## Work to complete
1: From the leon knowledge sources tutorial, list every retrieval-based knowledge source class it names.
2: In the leon knowledge sources tutorial, what does the shared `top_k` argument correspond to?
3: Pick up the leon knowledge sources tutorial from its final line and keep writing it.

{
 "cells": [
  {
   "cell_type": "markdown",
   "id": "4388d45f",
   "metadata": {},
   "source": [
    "# Tutorial: Accessing Knowledge Sources\n",
    "\n",
    "This notebook details how to access the knowledge sources as part of the `leon` package."
   ]
  },
  {
   "cell_type": "code",
   "execution_count": null,
   "id": "ed649126",
   "metadata": {},
   "outputs": [],
   "source": [
    "import leon"
   ]
  },
  {
   "cell_type": "markdown",
   "id": "764c7e1b",
   "metadata": {},
   "source": [
    "The function `leon.knowledge.get_knowledge_source_options()` returns a list of all of the implemented knowledge bases available in `leon`:"
   ]
  },
  {
   "cell_type": "code",
   "execution_count": null,
   "id": "92c85601",
   "metadata": {},
   "outputs": [],
   "source": [
    "leon.knowledge.get_knowledge_source_options()"
   ]
  },
  {
   "cell_type": "markdown",
   "id": "247eebc4",
   "metadata": {},
   "source": [
    "All of the listed knowledge sources are subclasses of the base `KnowledgeBase` class in the `leon.knowledge` module. Each knowledge source implements the class method `retrieve()`, which takes as input a string query or list of queries and returns the requested knowledge. All `KnowledgeBase`s share `top_k` as a required argument, which corresponds to the number of documents to retrieve for the input query."
   ]
  },
  {
   "cell_type": "code",
   "execution_count": null,
   "id": "98aaabf6",
   "metadata": {},
   "outputs": [],
   "source": [
    "top_k: int = 1"
   ]
  },
  {
   "cell_type": "markdown",
   "id": "4fc20a7d",
   "metadata": {},
   "source": [
    "Let's now explore the different knowledge sources that are implemented."
   ]
  },
  {
   "cell_type": "markdown",
   "id": "df1ef707",
   "metadata": {},
   "source": [
    "## Retrieval-Based Knowledge Sources\n",
    "\n",
    "The first class of knowledge sources are **retrieval-based**, meaning that they have access to an external, static repository of fixed knowledge and leverage and embedding module to retrieve documents of knowledge that are most relevant to the input query. The following knowledge sources are implemented in `leon`:\n",
    "\n",
    "  - `PMCKnowledgeBase` draws knowledge from open-access, full-length manuscripts from PubMed Central via a publicly accessible [AWS S3 Bucket](https://pmc.ncbi.nlm.nih.gov/tools/pmcaws/).\n",
    "  - `PubMedKnowledgeBase` draws knowledge from unstructured text sourced from PubMed via the [`MedRAG/pubmed`](https://huggingface.co/datasets/MedRAG/pubmed) dataset from [Xiong G et al. ACL Findings (2024)](https://aclanthology.org/2024.findings-acl.372/).\n",
    "  - `TextbooksKnowledgeBase` draws knowledge from medical textbooks via the [`MedRAG/textbooks`](https://huggingface.co/datasets/MedRAG/textbooks) dataset from [Xiong G et al. ACL Findings (2024)](https://aclanthology.org/2024.findings-acl.372/).\n",
    "  - `arXivKnowledgeBase` draws knowledge from abstracts of preprints published on arXiv in the `cs.LG` (i.e., machine learning) category via the [`mteb/raw_arxiv`](https://huggingface.co/datasets/mteb/raw_arxiv) dataset. (For our experiments in the biomedical domain, this knowledge base is intended to power knowledge ablation experiments.)\n",
    "\n",
    "Retrieval-based knowledge sources require an additional `embedder` argument for initialization, which should be a subclass of the `BaseEmbedding` from [`llama_index`](https://github.com/run-llama/llama_index). We implement a subset of popular embedding methods in the `leon.embedding` module - the list of the implemented methods can be accessed by the `get_embedder_options()` function in the parent module:"

## Raw data
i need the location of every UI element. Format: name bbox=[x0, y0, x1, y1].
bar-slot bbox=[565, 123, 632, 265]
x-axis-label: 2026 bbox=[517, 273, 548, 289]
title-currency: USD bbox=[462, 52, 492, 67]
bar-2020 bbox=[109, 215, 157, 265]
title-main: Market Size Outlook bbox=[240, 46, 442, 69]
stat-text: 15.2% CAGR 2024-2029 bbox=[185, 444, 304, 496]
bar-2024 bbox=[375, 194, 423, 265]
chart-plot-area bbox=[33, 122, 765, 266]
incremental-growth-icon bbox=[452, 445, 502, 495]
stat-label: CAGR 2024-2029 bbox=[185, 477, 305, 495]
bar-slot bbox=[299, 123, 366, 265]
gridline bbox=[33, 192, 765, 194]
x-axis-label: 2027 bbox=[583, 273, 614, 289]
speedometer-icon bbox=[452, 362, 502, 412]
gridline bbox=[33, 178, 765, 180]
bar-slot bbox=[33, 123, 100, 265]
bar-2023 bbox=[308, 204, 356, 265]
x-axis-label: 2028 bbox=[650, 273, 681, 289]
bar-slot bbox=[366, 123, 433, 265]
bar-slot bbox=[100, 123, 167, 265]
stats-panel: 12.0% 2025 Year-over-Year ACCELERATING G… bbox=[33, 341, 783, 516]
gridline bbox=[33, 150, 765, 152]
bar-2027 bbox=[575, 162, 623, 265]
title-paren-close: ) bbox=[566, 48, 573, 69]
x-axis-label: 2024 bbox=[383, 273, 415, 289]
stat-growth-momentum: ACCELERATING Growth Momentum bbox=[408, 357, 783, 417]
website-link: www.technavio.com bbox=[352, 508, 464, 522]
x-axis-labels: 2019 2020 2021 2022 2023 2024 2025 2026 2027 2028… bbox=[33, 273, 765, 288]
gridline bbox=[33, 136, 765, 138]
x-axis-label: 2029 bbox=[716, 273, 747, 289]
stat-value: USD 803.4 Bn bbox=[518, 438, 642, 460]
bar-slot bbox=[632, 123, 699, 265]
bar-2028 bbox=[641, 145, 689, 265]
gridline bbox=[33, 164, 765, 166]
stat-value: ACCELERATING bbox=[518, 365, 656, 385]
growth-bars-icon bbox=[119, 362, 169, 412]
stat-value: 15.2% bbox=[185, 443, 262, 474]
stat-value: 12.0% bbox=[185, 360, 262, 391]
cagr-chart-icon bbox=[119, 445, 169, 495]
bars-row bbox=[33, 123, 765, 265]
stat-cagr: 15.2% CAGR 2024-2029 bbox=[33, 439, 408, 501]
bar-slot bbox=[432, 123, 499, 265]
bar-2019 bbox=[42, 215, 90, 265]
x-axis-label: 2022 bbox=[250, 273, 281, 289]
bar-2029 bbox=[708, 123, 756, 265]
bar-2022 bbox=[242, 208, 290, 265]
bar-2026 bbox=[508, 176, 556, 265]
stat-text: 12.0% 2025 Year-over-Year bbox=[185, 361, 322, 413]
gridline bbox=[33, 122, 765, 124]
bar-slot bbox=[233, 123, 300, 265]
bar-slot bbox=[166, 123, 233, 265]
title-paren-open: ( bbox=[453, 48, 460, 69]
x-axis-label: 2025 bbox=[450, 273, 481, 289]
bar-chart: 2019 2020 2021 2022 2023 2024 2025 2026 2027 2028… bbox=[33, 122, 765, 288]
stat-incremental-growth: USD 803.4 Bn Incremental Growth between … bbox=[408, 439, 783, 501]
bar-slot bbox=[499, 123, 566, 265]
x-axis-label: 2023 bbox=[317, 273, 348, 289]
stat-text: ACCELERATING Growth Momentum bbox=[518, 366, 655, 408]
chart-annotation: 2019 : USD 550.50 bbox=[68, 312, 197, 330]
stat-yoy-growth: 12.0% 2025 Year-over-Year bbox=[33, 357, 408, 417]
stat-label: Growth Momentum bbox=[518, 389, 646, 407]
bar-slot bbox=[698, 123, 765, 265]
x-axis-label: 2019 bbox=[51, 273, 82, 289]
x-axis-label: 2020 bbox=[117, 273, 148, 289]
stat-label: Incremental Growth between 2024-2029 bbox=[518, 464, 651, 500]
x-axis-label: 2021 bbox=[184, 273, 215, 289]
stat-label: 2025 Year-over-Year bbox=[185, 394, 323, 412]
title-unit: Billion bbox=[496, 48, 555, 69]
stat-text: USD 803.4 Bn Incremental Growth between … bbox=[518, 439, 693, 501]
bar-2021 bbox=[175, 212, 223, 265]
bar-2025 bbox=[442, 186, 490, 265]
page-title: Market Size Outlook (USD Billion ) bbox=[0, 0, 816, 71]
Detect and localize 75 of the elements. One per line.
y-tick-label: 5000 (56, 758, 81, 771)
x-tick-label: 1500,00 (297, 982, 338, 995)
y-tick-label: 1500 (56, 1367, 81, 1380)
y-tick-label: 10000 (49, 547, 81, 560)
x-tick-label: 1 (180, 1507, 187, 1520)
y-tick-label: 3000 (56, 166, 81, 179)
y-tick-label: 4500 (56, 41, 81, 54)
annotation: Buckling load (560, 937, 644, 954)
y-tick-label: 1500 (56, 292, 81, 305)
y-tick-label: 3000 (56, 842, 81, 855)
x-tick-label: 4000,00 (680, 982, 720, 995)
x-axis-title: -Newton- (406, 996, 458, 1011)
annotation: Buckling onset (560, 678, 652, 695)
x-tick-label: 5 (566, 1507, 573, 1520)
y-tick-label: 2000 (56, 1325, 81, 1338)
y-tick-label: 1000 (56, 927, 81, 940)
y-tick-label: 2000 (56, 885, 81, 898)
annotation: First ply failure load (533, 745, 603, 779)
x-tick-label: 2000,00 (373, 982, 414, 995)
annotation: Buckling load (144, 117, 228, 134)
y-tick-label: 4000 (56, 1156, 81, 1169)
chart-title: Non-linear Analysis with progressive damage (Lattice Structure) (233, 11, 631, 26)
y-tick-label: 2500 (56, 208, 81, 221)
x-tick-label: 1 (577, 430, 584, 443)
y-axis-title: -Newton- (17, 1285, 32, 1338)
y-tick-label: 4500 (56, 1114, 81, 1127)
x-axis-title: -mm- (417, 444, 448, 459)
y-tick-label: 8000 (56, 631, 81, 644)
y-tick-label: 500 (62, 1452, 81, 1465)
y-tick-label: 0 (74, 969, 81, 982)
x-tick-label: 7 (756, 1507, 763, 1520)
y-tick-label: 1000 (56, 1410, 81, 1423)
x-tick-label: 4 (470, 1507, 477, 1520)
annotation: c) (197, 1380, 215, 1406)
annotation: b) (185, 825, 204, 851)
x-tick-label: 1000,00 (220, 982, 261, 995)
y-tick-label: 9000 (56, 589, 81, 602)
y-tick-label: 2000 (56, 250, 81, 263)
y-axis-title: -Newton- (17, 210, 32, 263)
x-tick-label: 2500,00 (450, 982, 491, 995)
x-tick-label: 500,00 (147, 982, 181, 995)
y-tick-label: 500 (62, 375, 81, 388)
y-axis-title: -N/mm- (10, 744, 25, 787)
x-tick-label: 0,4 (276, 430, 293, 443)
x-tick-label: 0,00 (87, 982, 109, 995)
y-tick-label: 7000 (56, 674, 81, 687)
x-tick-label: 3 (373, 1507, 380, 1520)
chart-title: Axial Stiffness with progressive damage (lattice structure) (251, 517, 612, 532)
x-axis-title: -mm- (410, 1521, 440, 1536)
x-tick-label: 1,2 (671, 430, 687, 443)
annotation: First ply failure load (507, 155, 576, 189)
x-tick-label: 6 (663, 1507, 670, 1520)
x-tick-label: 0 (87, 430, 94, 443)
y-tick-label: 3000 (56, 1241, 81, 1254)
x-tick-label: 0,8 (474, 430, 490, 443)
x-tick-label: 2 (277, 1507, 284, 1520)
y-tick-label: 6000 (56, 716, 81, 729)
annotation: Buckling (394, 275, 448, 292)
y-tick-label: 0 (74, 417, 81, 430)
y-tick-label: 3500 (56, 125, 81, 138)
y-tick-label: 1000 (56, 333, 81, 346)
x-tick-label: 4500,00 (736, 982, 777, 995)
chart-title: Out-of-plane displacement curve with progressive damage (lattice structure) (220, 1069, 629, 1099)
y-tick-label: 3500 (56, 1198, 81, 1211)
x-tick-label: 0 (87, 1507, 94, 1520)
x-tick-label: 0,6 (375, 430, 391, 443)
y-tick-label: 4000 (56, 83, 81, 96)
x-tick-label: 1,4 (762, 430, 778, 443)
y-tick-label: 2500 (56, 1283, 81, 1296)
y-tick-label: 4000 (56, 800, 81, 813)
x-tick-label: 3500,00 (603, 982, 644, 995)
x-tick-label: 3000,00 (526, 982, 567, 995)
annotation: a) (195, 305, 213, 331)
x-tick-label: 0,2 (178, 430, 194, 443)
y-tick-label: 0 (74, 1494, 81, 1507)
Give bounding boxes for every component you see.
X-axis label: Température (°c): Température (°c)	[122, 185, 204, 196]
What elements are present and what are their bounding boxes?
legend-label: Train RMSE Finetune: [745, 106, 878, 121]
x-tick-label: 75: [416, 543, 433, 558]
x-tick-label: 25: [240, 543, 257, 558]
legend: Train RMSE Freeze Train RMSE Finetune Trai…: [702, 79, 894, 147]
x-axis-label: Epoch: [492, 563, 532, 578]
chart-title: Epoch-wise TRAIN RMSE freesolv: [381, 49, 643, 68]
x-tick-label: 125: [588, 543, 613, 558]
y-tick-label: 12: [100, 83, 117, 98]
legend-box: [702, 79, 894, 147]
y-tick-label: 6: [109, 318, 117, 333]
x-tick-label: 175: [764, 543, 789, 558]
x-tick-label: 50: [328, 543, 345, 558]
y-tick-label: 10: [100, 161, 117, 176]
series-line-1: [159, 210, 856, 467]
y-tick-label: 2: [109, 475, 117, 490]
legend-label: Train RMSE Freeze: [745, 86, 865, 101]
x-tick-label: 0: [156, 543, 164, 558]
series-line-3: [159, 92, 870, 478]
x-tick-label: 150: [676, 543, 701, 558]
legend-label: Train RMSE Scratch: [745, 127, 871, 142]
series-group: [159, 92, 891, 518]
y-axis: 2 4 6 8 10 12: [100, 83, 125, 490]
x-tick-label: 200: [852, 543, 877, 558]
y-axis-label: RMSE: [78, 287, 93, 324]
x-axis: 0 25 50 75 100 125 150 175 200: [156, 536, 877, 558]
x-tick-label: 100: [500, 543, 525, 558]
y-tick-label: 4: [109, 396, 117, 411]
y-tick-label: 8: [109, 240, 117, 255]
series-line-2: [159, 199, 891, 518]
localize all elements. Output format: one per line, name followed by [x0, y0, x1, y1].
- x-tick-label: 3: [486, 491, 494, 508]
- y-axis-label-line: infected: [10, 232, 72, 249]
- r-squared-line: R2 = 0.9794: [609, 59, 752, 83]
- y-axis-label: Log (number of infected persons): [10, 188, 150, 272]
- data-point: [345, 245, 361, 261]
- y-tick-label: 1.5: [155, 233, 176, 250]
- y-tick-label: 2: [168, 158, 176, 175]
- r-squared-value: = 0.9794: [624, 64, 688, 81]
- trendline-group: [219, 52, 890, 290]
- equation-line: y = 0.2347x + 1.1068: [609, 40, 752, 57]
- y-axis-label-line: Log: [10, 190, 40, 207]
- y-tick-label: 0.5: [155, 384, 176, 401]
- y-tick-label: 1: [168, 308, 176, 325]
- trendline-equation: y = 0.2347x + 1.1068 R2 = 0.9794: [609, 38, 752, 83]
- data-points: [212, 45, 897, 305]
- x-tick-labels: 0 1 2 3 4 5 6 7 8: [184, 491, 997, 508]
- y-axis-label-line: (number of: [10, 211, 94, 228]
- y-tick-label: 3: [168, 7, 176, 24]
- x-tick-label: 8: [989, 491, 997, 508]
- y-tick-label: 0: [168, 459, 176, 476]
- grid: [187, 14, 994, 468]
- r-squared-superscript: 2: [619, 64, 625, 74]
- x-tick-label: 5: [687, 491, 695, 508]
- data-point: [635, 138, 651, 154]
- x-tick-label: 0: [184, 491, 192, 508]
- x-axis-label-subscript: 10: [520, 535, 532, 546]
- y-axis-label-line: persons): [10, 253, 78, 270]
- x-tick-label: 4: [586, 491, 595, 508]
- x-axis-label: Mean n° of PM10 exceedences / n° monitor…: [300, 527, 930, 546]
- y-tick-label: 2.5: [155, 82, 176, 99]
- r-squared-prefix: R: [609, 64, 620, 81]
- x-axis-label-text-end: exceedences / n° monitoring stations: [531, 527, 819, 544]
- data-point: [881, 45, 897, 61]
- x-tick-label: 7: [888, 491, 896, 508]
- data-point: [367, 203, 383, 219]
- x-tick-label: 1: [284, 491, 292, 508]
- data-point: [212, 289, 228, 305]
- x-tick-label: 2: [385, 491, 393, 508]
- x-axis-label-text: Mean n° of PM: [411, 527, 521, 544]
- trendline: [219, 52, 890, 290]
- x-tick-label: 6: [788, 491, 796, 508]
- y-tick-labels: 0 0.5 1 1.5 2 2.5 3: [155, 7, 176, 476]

## Answers by item
1: PMCKnowledgeBase, PubMedKnowledgeBase, TextbooksKnowledgeBase, arXivKnowledgeBase

2: The number of documents to retrieve for the input query.

3:
   ]
  },
  {
   "cell_type": "code",
   "execution_count": null,
   "id": "7c2a0f5e",
   "metadata": {},
   "outputs": [],
   "source": [
    "leon.embedding.get_embedder_options()"
   ]
  },
  {
   "cell_type": "markdown",
   "id": "f198fc05",
   "metadata": {},
   "source": [
    "Note that by default, the OpenAI text embedding modules are accessed via the [`AzureOpenAIEmbedding`](https://github.com/run-llama/llama_index/blob/main/llama-index-integrations/embeddings/llama-index-embeddings-azure-openai/llama_index/embeddings/azure_openai/base.py) class instead of the more traditional `OpenAIEmbedding` module.\n",
    "\n",
    "The `leon/random` embedder retrieves documents from a corpus randomly but deterministically, and is helpful for experiments ablating the specific choice of embedder and the knowledge retrieved for a particular task.\n",
    "\n",
    "We can instantiate a particular embedding from the above list using the `get_embedder()` function from the `leon.embedding` module:"
   ]
  },
  {
   "cell_type": "code",
   "execution_count": null,
   "id": "141340be",
   "metadata": {},
   "outputs": [],
   "source": [
    "embedder = leon.embedding.get_embedder(\"openai/text-embedding-3-small\")"
   ]
  },
  {
   "cell_type": "markdown",
   "id": "a8dff5bf",
   "metadata": {},
   "source": [
    "As an example, we can retrieve knowledge from medical textbooks according to the following example:"
   ]
  },
  {
   "cell_type": "code",
   "execution_count": null,
   "id": "29fd7882",
   "metadata": {},
   "outputs": [],
   "source": [
    "knowledge_base = getattr(leon.knowledge, \"TextbooksKnowledgeBase\")(embedder=embedder, top_k=top_k)"
   ]
  },
  {
   "cell_type": "markdown",
   "id": "28200b14",
   "metadata": {},
   "source": [
    "Note that depending on the size of the knowledge corpus and the chosen embedder, it can often take minutes or even hours to load the knowledge base - even after the document embeddings are cached locally.\n",
    "\n",
    "After the knowledge base is instantiated, we can retrieve information using the `retrieve()` function:"
   ]
  },
  {
   "cell_type": "code",
   "execution_count": null,
   "id": "a35bc7cf",
   "metadata": {},
   "outputs": [],
   "source": [
    "knowledge_base.retrieve([\"Cisplatin\", \"Gemcitabine\"])"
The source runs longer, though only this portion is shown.